(Entries from a dataset)
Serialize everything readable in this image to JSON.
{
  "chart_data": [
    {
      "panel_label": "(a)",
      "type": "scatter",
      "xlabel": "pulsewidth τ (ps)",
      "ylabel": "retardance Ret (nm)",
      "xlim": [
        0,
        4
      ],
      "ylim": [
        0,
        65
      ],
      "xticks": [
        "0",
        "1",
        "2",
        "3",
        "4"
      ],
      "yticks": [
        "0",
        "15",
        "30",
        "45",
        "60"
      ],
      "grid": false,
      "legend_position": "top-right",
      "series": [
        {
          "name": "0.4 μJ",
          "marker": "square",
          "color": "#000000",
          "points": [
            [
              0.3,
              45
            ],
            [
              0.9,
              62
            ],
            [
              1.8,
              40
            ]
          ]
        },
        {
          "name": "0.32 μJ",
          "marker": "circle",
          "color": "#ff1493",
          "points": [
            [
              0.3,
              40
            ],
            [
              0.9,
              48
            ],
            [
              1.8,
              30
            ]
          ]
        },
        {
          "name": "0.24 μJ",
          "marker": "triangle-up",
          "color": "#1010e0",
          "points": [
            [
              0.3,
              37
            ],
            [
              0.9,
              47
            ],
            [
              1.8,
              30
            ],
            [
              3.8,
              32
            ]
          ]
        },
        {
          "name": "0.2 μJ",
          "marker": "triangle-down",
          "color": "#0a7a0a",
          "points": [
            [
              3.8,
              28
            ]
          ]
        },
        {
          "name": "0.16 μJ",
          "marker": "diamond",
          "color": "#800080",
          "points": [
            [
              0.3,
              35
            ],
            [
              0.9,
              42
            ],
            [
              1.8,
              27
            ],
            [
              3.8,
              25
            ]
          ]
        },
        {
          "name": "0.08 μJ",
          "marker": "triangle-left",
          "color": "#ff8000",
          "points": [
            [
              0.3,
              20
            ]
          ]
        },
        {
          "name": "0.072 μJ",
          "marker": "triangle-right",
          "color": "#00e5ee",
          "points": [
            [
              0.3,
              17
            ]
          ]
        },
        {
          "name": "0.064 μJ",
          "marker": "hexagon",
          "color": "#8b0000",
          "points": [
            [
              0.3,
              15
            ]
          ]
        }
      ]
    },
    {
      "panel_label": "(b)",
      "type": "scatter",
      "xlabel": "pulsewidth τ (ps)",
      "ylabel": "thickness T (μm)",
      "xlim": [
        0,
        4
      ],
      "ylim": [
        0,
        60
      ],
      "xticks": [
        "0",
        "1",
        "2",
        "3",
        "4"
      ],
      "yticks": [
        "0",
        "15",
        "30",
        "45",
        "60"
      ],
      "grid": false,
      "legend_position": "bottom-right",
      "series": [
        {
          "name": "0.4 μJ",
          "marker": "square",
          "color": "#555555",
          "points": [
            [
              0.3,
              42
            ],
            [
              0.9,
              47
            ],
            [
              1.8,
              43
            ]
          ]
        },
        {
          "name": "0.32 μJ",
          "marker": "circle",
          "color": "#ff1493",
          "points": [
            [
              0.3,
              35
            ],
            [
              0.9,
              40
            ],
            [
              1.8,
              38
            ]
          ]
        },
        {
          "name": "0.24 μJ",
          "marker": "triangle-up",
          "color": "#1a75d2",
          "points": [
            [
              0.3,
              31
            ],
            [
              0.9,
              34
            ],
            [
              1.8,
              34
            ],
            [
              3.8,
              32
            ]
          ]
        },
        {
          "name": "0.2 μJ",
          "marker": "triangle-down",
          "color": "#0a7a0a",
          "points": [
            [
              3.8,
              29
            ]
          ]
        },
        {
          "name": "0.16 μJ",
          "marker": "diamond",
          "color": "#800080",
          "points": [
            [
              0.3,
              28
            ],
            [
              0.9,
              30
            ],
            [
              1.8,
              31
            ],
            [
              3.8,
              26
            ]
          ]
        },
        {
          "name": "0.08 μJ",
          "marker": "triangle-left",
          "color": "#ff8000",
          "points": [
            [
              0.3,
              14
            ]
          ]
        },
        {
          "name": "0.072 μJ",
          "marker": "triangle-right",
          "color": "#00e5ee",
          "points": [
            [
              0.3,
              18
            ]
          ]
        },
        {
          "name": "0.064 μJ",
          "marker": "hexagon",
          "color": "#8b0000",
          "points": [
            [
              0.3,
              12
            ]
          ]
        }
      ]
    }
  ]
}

--

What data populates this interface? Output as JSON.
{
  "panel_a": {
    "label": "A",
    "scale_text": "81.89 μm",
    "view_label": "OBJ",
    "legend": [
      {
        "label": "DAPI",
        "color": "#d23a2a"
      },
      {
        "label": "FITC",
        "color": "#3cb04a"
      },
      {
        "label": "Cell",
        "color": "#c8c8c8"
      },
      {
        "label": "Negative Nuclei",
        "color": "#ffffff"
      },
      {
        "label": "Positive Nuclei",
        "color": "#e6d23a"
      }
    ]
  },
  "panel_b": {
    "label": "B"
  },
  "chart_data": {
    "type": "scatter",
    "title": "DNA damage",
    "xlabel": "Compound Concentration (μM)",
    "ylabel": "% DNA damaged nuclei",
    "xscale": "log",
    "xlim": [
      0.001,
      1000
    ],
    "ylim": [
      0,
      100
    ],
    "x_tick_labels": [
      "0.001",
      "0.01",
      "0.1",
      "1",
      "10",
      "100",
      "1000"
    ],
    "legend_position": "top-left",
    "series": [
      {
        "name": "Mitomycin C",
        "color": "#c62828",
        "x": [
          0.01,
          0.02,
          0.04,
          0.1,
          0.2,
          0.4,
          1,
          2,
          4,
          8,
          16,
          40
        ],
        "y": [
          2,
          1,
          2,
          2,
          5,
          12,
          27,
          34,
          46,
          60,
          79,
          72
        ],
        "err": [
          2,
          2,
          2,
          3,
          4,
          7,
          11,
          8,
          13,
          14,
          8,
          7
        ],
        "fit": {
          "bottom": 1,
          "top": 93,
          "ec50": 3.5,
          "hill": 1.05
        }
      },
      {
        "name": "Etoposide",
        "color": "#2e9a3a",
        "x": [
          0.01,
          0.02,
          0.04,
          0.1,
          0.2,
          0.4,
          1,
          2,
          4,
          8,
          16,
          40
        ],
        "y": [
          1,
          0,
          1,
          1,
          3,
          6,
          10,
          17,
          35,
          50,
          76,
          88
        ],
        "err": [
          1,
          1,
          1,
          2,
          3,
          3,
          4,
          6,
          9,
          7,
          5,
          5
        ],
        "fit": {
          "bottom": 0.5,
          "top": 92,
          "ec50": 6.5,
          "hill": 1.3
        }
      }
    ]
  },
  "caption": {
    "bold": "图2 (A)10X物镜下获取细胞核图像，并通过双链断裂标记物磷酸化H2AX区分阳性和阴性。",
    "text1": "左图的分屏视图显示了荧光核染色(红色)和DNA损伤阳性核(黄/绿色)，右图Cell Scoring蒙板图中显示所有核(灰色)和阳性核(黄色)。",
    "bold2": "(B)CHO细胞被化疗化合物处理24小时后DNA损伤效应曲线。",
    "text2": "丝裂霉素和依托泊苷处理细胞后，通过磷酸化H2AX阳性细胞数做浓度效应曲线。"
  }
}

• **TASK BRIEF**
From the material above, count the lines that include "right" and give only the total.

• **ANSWER IN FULL**
4